• [DATA FOR THIS EXERCISE]

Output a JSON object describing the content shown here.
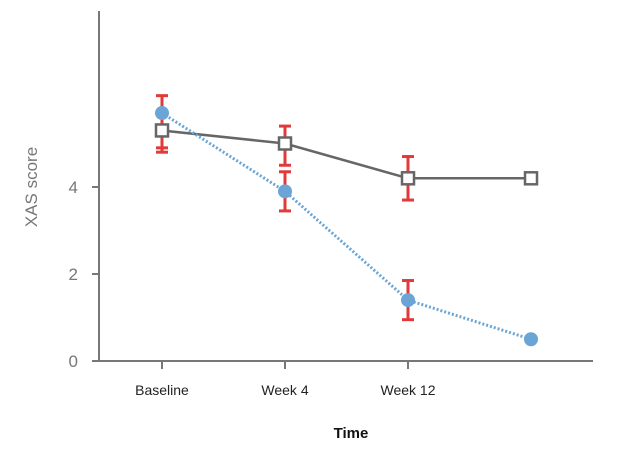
{
  "chart_data": {
    "type": "line",
    "title": "",
    "xlabel": "Time",
    "ylabel": "XAS score",
    "categories": [
      "Baseline",
      "Week 4",
      "Week 12",
      ""
    ],
    "yticks": [
      0,
      2,
      4
    ],
    "ylim": [
      0,
      8
    ],
    "grid": false,
    "legend": "none",
    "series": [
      {
        "marker": "open-square",
        "line_style": "solid",
        "color": "#666666",
        "values": [
          5.3,
          5.0,
          4.2,
          4.2
        ],
        "error_low": [
          4.8,
          4.5,
          3.7,
          null
        ],
        "error_high": [
          5.7,
          5.4,
          4.7,
          null
        ],
        "error_color": "#e03a3a"
      },
      {
        "marker": "filled-circle",
        "line_style": "dotted",
        "color": "#6aa5d6",
        "values": [
          5.7,
          3.9,
          1.4,
          0.5
        ],
        "error_low": [
          4.9,
          3.45,
          0.95,
          null
        ],
        "error_high": [
          6.1,
          4.35,
          1.85,
          null
        ],
        "error_color": "#e03a3a"
      }
    ]
  }
}
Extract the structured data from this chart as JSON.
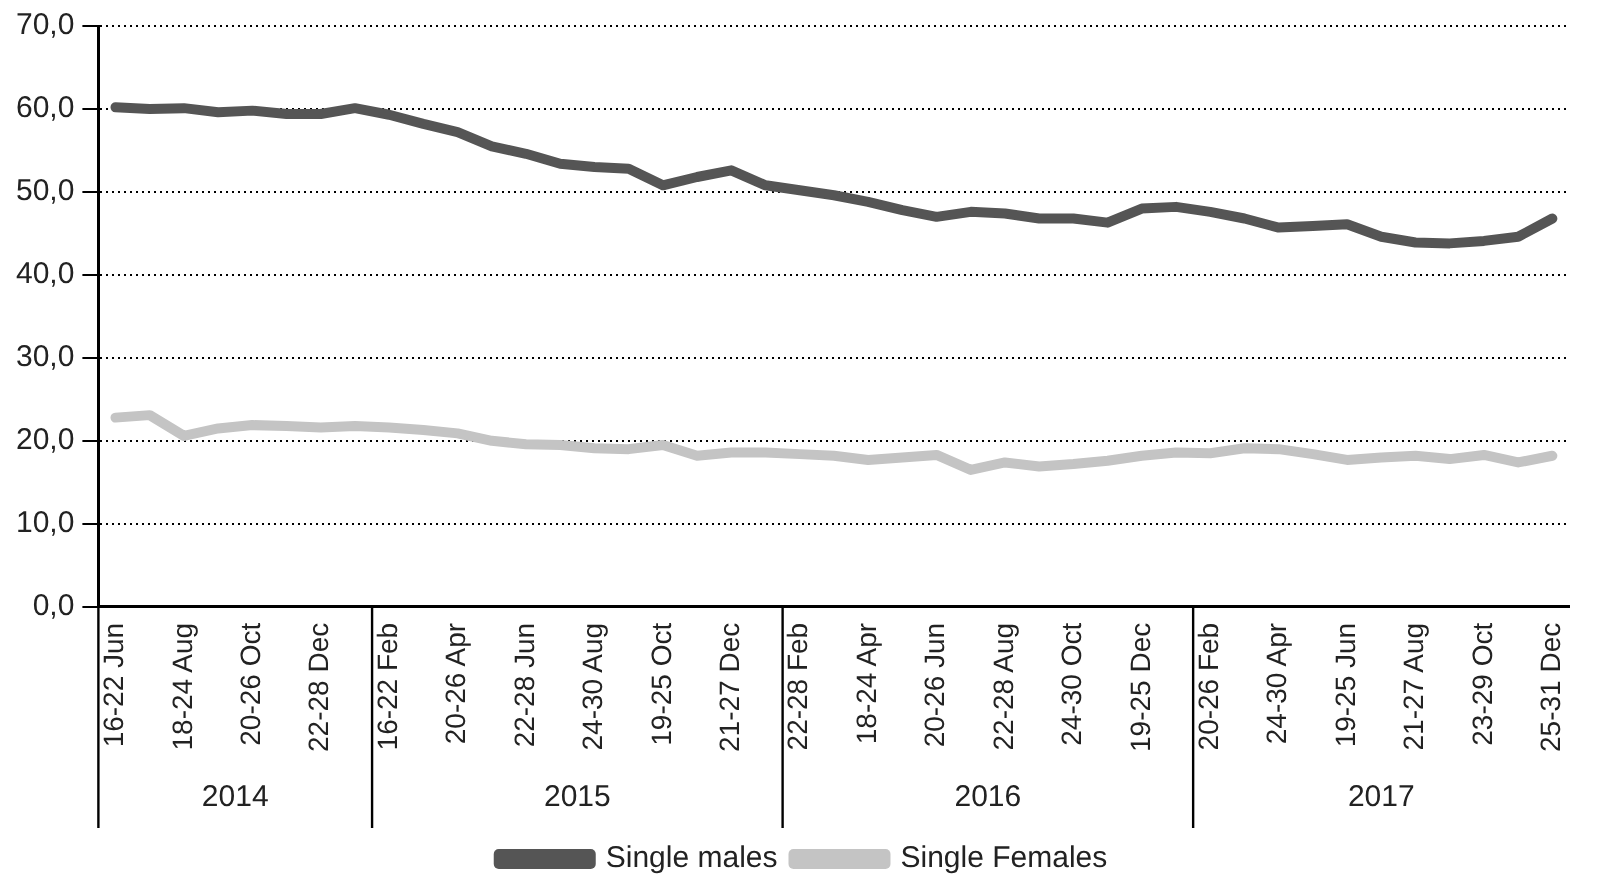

• [JOB] Transcribe each line above verbatim, with the pictures left out.

• [RESULT OF THE EXERCISE]
Output a JSON object describing the content shown here.
{
  "chart_data": {
    "type": "line",
    "title": "",
    "xlabel": "Time",
    "ylabel": "XAS score",
    "categories": [
      "Baseline",
      "Week 4",
      "Week 12",
      ""
    ],
    "yticks": [
      0,
      2,
      4
    ],
    "ylim": [
      0,
      8
    ],
    "grid": false,
    "legend": "none",
    "series": [
      {
        "marker": "open-square",
        "line_style": "solid",
        "color": "#666666",
        "values": [
          5.3,
          5.0,
          4.2,
          4.2
        ],
        "error_low": [
          4.8,
          4.5,
          3.7,
          null
        ],
        "error_high": [
          5.7,
          5.4,
          4.7,
          null
        ],
        "error_color": "#e03a3a"
      },
      {
        "marker": "filled-circle",
        "line_style": "dotted",
        "color": "#6aa5d6",
        "values": [
          5.7,
          3.9,
          1.4,
          0.5
        ],
        "error_low": [
          4.9,
          3.45,
          0.95,
          null
        ],
        "error_high": [
          6.1,
          4.35,
          1.85,
          null
        ],
        "error_color": "#e03a3a"
      }
    ]
  }
}
Extract the structured data from this chart as JSON.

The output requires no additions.